◆ WORK TO DO
Copy out every line of the entries below word for word, leaving out the pictures.

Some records
□ □ □ □ □

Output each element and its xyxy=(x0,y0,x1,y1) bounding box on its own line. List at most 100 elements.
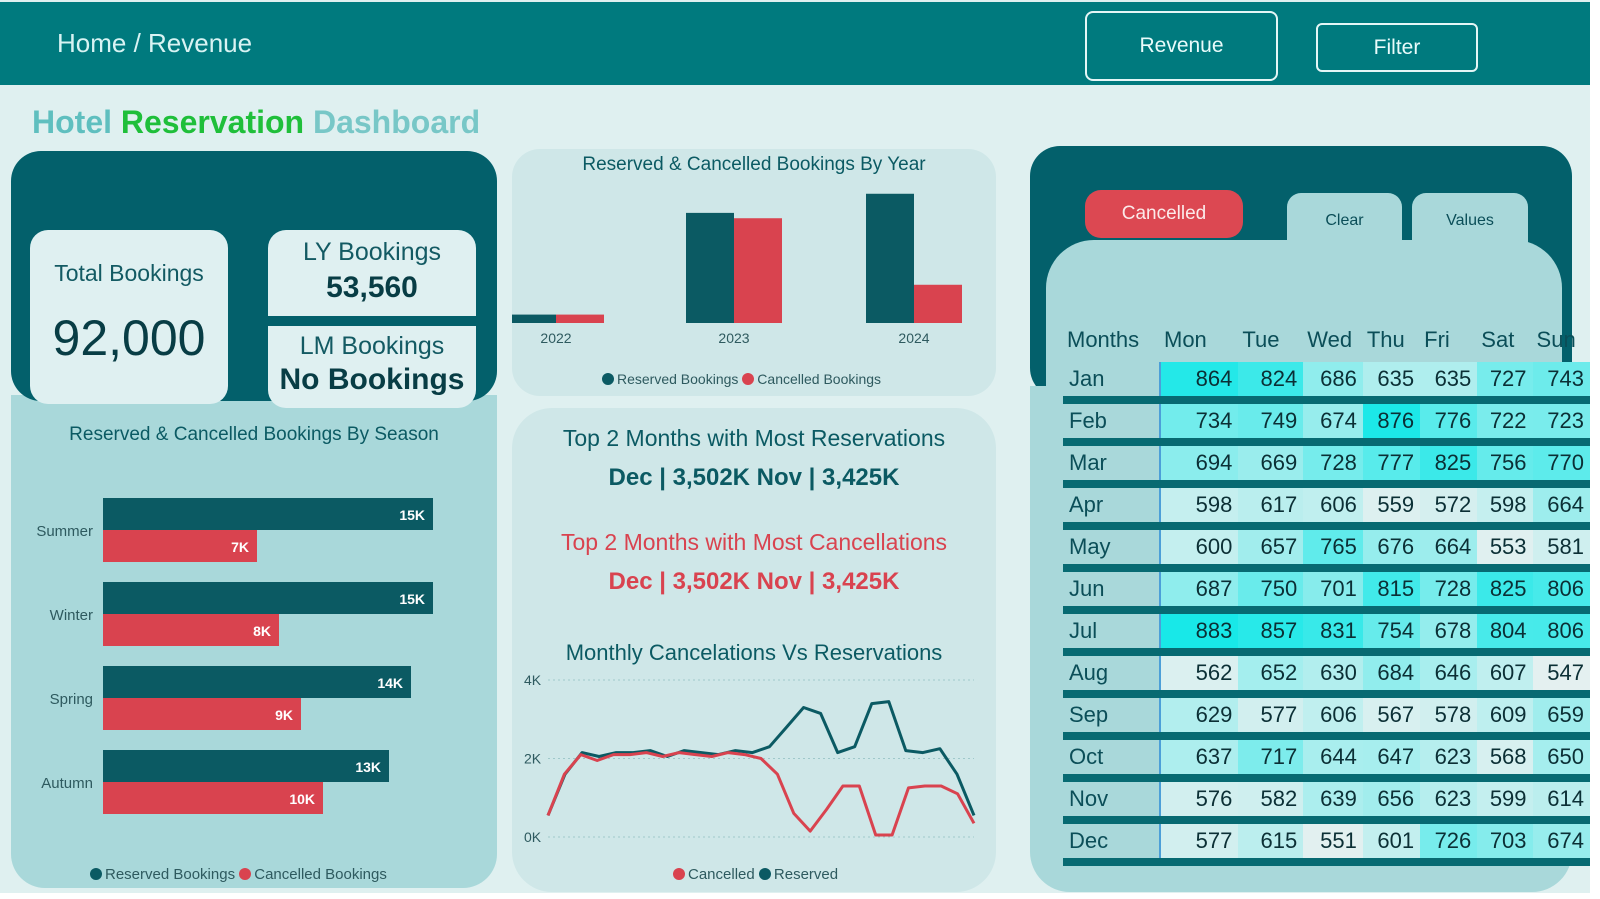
heatmap-cell[interactable]: 578 xyxy=(1420,694,1478,740)
heatmap-cell[interactable]: 609 xyxy=(1477,694,1533,740)
heatmap-cell[interactable]: 659 xyxy=(1532,694,1590,740)
heatmap-cell[interactable]: 726 xyxy=(1420,820,1478,866)
reserved-line[interactable] xyxy=(546,700,976,816)
heatmap-cell[interactable]: 864 xyxy=(1160,362,1239,404)
heatmap-cell[interactable]: 623 xyxy=(1420,778,1478,824)
reserved-bar[interactable] xyxy=(866,193,914,323)
heatmap-cell[interactable]: 776 xyxy=(1420,400,1478,446)
heatmap-cell[interactable]: 657 xyxy=(1238,526,1304,572)
heatmap-cell[interactable]: 734 xyxy=(1160,400,1239,446)
heatmap-cell[interactable]: 717 xyxy=(1238,736,1304,782)
heatmap-cell[interactable]: 694 xyxy=(1160,442,1239,488)
heatmap-cell[interactable]: 664 xyxy=(1532,484,1590,530)
heatmap-cell[interactable]: 547 xyxy=(1532,652,1590,698)
heatmap-cell[interactable]: 883 xyxy=(1160,610,1239,656)
heatmap-cell[interactable]: 568 xyxy=(1477,736,1533,782)
heatmap-cell[interactable]: 644 xyxy=(1303,736,1363,782)
heatmap-cell[interactable]: 614 xyxy=(1532,778,1590,824)
heatmap-cell[interactable]: 674 xyxy=(1303,400,1363,446)
heatmap-cell[interactable]: 723 xyxy=(1532,400,1590,446)
cancelled-line[interactable] xyxy=(546,751,976,837)
heatmap-cell[interactable]: 825 xyxy=(1420,442,1478,488)
heatmap-cell[interactable]: 576 xyxy=(1160,778,1239,824)
reserved-bar[interactable] xyxy=(103,498,433,530)
cancelled-bar[interactable] xyxy=(556,314,604,323)
cancelled-bar[interactable] xyxy=(914,284,962,323)
heatmap-cell[interactable]: 577 xyxy=(1238,694,1304,740)
heatmap-cell[interactable]: 806 xyxy=(1532,610,1590,656)
heatmap-cell[interactable]: 656 xyxy=(1362,778,1421,824)
heatmap-cell[interactable]: 754 xyxy=(1362,610,1421,656)
heatmap-cell[interactable]: 551 xyxy=(1303,820,1363,866)
heatmap-cell[interactable]: 601 xyxy=(1362,820,1421,866)
heatmap-cell[interactable]: 728 xyxy=(1303,442,1363,488)
filter-button[interactable]: Filter xyxy=(1316,23,1478,72)
cancelled-bar[interactable] xyxy=(734,218,782,323)
heatmap-cell[interactable]: 669 xyxy=(1238,442,1304,488)
heatmap-cell[interactable]: 559 xyxy=(1362,484,1421,530)
heatmap-cell[interactable]: 765 xyxy=(1303,526,1363,572)
heatmap-cell[interactable]: 815 xyxy=(1362,568,1421,614)
heatmap-cell[interactable]: 562 xyxy=(1160,652,1239,698)
heatmap-cell[interactable]: 630 xyxy=(1303,652,1363,698)
heatmap-cell[interactable]: 831 xyxy=(1303,610,1363,656)
heatmap-cell[interactable]: 650 xyxy=(1532,736,1590,782)
revenue-button[interactable]: Revenue xyxy=(1085,11,1278,81)
heatmap-cell[interactable]: 572 xyxy=(1420,484,1478,530)
cancelled-bar[interactable] xyxy=(103,782,323,814)
reserved-bar[interactable] xyxy=(512,314,556,323)
heatmap-cell[interactable]: 701 xyxy=(1303,568,1363,614)
heatmap-cell[interactable]: 581 xyxy=(1532,526,1590,572)
heatmap-cell[interactable]: 825 xyxy=(1477,568,1533,614)
heatmap-cell[interactable]: 617 xyxy=(1238,484,1304,530)
heatmap-cell[interactable]: 770 xyxy=(1532,442,1590,488)
heatmap-cell[interactable]: 567 xyxy=(1362,694,1421,740)
heatmap-cell[interactable]: 635 xyxy=(1362,362,1421,404)
heatmap-cell[interactable]: 599 xyxy=(1477,778,1533,824)
heatmap-cell[interactable]: 598 xyxy=(1477,484,1533,530)
cancelled-bar[interactable] xyxy=(103,698,301,730)
heatmap-cell[interactable]: 635 xyxy=(1420,362,1478,404)
heatmap-cell[interactable]: 623 xyxy=(1420,736,1478,782)
heatmap-cell[interactable]: 606 xyxy=(1303,694,1363,740)
heatmap-cell[interactable]: 553 xyxy=(1477,526,1533,572)
cancelled-chip[interactable]: Cancelled xyxy=(1085,190,1243,238)
heatmap-cell[interactable]: 629 xyxy=(1160,694,1239,740)
heatmap-cell[interactable]: 664 xyxy=(1420,526,1478,572)
reserved-bar[interactable] xyxy=(686,212,734,323)
heatmap-cell[interactable]: 684 xyxy=(1362,652,1421,698)
heatmap-cell[interactable]: 674 xyxy=(1532,820,1590,866)
clear-chip[interactable]: Clear xyxy=(1287,193,1402,243)
heatmap-cell[interactable]: 676 xyxy=(1362,526,1421,572)
heatmap-cell[interactable]: 806 xyxy=(1532,568,1590,614)
heatmap-cell[interactable]: 607 xyxy=(1477,652,1533,698)
heatmap-cell[interactable]: 777 xyxy=(1362,442,1421,488)
heatmap-cell[interactable]: 577 xyxy=(1160,820,1239,866)
heatmap-cell[interactable]: 637 xyxy=(1160,736,1239,782)
heatmap-cell[interactable]: 727 xyxy=(1477,362,1533,404)
heatmap-cell[interactable]: 598 xyxy=(1160,484,1239,530)
heatmap-cell[interactable]: 686 xyxy=(1303,362,1363,404)
heatmap-cell[interactable]: 678 xyxy=(1420,610,1478,656)
heatmap-cell[interactable]: 750 xyxy=(1238,568,1304,614)
heatmap-cell[interactable]: 857 xyxy=(1238,610,1304,656)
heatmap-cell[interactable]: 615 xyxy=(1238,820,1304,866)
reserved-bar[interactable] xyxy=(103,666,411,698)
reserved-bar[interactable] xyxy=(103,750,389,782)
heatmap-cell[interactable]: 824 xyxy=(1238,362,1304,404)
heatmap-cell[interactable]: 639 xyxy=(1303,778,1363,824)
heatmap-cell[interactable]: 756 xyxy=(1477,442,1533,488)
values-chip[interactable]: Values xyxy=(1412,193,1528,243)
heatmap-cell[interactable]: 722 xyxy=(1477,400,1533,446)
heatmap-cell[interactable]: 749 xyxy=(1238,400,1304,446)
heatmap-cell[interactable]: 606 xyxy=(1303,484,1363,530)
heatmap-cell[interactable]: 646 xyxy=(1420,652,1478,698)
heatmap-cell[interactable]: 876 xyxy=(1362,400,1421,446)
heatmap-cell[interactable]: 703 xyxy=(1477,820,1533,866)
heatmap-cell[interactable]: 600 xyxy=(1160,526,1239,572)
breadcrumb[interactable]: Home / Revenue xyxy=(57,28,253,58)
heatmap-cell[interactable]: 687 xyxy=(1160,568,1239,614)
reserved-bar[interactable] xyxy=(103,582,433,614)
cancelled-bar[interactable] xyxy=(103,614,279,646)
heatmap-cell[interactable]: 582 xyxy=(1238,778,1304,824)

□ □ □ □ □

◆ EXERCISE RESPONSE
Output each element and its xyxy=(x0,y0,x1,y1) bounding box on its own line. List at most 100 elements.
heatmap-cell[interactable]: 578 xyxy=(1420,694,1478,740)
heatmap-cell[interactable]: 609 xyxy=(1477,694,1533,740)
heatmap-cell[interactable]: 659 xyxy=(1532,694,1590,740)
heatmap-cell[interactable]: 726 xyxy=(1420,820,1478,866)
reserved-line[interactable] xyxy=(546,700,976,816)
heatmap-cell[interactable]: 864 xyxy=(1160,362,1239,404)
heatmap-cell[interactable]: 623 xyxy=(1420,778,1478,824)
reserved-bar[interactable] xyxy=(866,193,914,323)
heatmap-cell[interactable]: 776 xyxy=(1420,400,1478,446)
heatmap-cell[interactable]: 657 xyxy=(1238,526,1304,572)
heatmap-cell[interactable]: 734 xyxy=(1160,400,1239,446)
heatmap-cell[interactable]: 717 xyxy=(1238,736,1304,782)
heatmap-cell[interactable]: 694 xyxy=(1160,442,1239,488)
heatmap-cell[interactable]: 664 xyxy=(1532,484,1590,530)
heatmap-cell[interactable]: 547 xyxy=(1532,652,1590,698)
heatmap-cell[interactable]: 883 xyxy=(1160,610,1239,656)
heatmap-cell[interactable]: 568 xyxy=(1477,736,1533,782)
heatmap-cell[interactable]: 644 xyxy=(1303,736,1363,782)
heatmap-cell[interactable]: 614 xyxy=(1532,778,1590,824)
heatmap-cell[interactable]: 674 xyxy=(1303,400,1363,446)
heatmap-cell[interactable]: 723 xyxy=(1532,400,1590,446)
cancelled-line[interactable] xyxy=(546,751,976,837)
heatmap-cell[interactable]: 825 xyxy=(1420,442,1478,488)
heatmap-cell[interactable]: 576 xyxy=(1160,778,1239,824)
reserved-bar[interactable] xyxy=(103,498,433,530)
cancelled-bar[interactable] xyxy=(556,314,604,323)
cancelled-bar[interactable] xyxy=(914,284,962,323)
heatmap-cell[interactable]: 577 xyxy=(1238,694,1304,740)
heatmap-cell[interactable]: 806 xyxy=(1532,610,1590,656)
heatmap-cell[interactable]: 656 xyxy=(1362,778,1421,824)
heatmap-cell[interactable]: 754 xyxy=(1362,610,1421,656)
heatmap-cell[interactable]: 551 xyxy=(1303,820,1363,866)
heatmap-cell[interactable]: 601 xyxy=(1362,820,1421,866)
heatmap-cell[interactable]: 728 xyxy=(1303,442,1363,488)
filter-button[interactable]: Filter xyxy=(1316,23,1478,72)
cancelled-bar[interactable] xyxy=(734,218,782,323)
heatmap-cell[interactable]: 669 xyxy=(1238,442,1304,488)
heatmap-cell[interactable]: 559 xyxy=(1362,484,1421,530)
heatmap-cell[interactable]: 765 xyxy=(1303,526,1363,572)
heatmap-cell[interactable]: 815 xyxy=(1362,568,1421,614)
heatmap-cell[interactable]: 562 xyxy=(1160,652,1239,698)
heatmap-cell[interactable]: 630 xyxy=(1303,652,1363,698)
heatmap-cell[interactable]: 831 xyxy=(1303,610,1363,656)
heatmap-cell[interactable]: 650 xyxy=(1532,736,1590,782)
revenue-button[interactable]: Revenue xyxy=(1085,11,1278,81)
heatmap-cell[interactable]: 572 xyxy=(1420,484,1478,530)
cancelled-bar[interactable] xyxy=(103,782,323,814)
reserved-bar[interactable] xyxy=(512,314,556,323)
heatmap-cell[interactable]: 701 xyxy=(1303,568,1363,614)
heatmap-cell[interactable]: 581 xyxy=(1532,526,1590,572)
heatmap-cell[interactable]: 825 xyxy=(1477,568,1533,614)
heatmap-cell[interactable]: 617 xyxy=(1238,484,1304,530)
heatmap-cell[interactable]: 770 xyxy=(1532,442,1590,488)
heatmap-cell[interactable]: 567 xyxy=(1362,694,1421,740)
heatmap-cell[interactable]: 635 xyxy=(1362,362,1421,404)
heatmap-cell[interactable]: 599 xyxy=(1477,778,1533,824)
heatmap-cell[interactable]: 598 xyxy=(1477,484,1533,530)
cancelled-bar[interactable] xyxy=(103,698,301,730)
heatmap-cell[interactable]: 635 xyxy=(1420,362,1478,404)
heatmap-cell[interactable]: 623 xyxy=(1420,736,1478,782)
heatmap-cell[interactable]: 606 xyxy=(1303,694,1363,740)
heatmap-cell[interactable]: 553 xyxy=(1477,526,1533,572)
cancelled-chip[interactable]: Cancelled xyxy=(1085,190,1243,238)
heatmap-cell[interactable]: 629 xyxy=(1160,694,1239,740)
heatmap-cell[interactable]: 664 xyxy=(1420,526,1478,572)
reserved-bar[interactable] xyxy=(686,212,734,323)
heatmap-cell[interactable]: 684 xyxy=(1362,652,1421,698)
heatmap-cell[interactable]: 674 xyxy=(1532,820,1590,866)
clear-chip[interactable]: Clear xyxy=(1287,193,1402,243)
heatmap-cell[interactable]: 676 xyxy=(1362,526,1421,572)
heatmap-cell[interactable]: 806 xyxy=(1532,568,1590,614)
heatmap-cell[interactable]: 607 xyxy=(1477,652,1533,698)
heatmap-cell[interactable]: 777 xyxy=(1362,442,1421,488)
heatmap-cell[interactable]: 577 xyxy=(1160,820,1239,866)
heatmap-cell[interactable]: 637 xyxy=(1160,736,1239,782)
heatmap-cell[interactable]: 727 xyxy=(1477,362,1533,404)
heatmap-cell[interactable]: 598 xyxy=(1160,484,1239,530)
heatmap-cell[interactable]: 686 xyxy=(1303,362,1363,404)
heatmap-cell[interactable]: 678 xyxy=(1420,610,1478,656)
heatmap-cell[interactable]: 750 xyxy=(1238,568,1304,614)
heatmap-cell[interactable]: 857 xyxy=(1238,610,1304,656)
heatmap-cell[interactable]: 615 xyxy=(1238,820,1304,866)
reserved-bar[interactable] xyxy=(103,666,411,698)
reserved-bar[interactable] xyxy=(103,750,389,782)
heatmap-cell[interactable]: 824 xyxy=(1238,362,1304,404)
heatmap-cell[interactable]: 639 xyxy=(1303,778,1363,824)
heatmap-cell[interactable]: 756 xyxy=(1477,442,1533,488)
values-chip[interactable]: Values xyxy=(1412,193,1528,243)
heatmap-cell[interactable]: 722 xyxy=(1477,400,1533,446)
heatmap-cell[interactable]: 749 xyxy=(1238,400,1304,446)
heatmap-cell[interactable]: 606 xyxy=(1303,484,1363,530)
heatmap-cell[interactable]: 646 xyxy=(1420,652,1478,698)
heatmap-cell[interactable]: 876 xyxy=(1362,400,1421,446)
heatmap-cell[interactable]: 703 xyxy=(1477,820,1533,866)
heatmap-cell[interactable]: 600 xyxy=(1160,526,1239,572)
breadcrumb[interactable]: Home / Revenue xyxy=(57,28,253,58)
heatmap-cell[interactable]: 687 xyxy=(1160,568,1239,614)
reserved-bar[interactable] xyxy=(103,582,433,614)
cancelled-bar[interactable] xyxy=(103,614,279,646)
heatmap-cell[interactable]: 582 xyxy=(1238,778,1304,824)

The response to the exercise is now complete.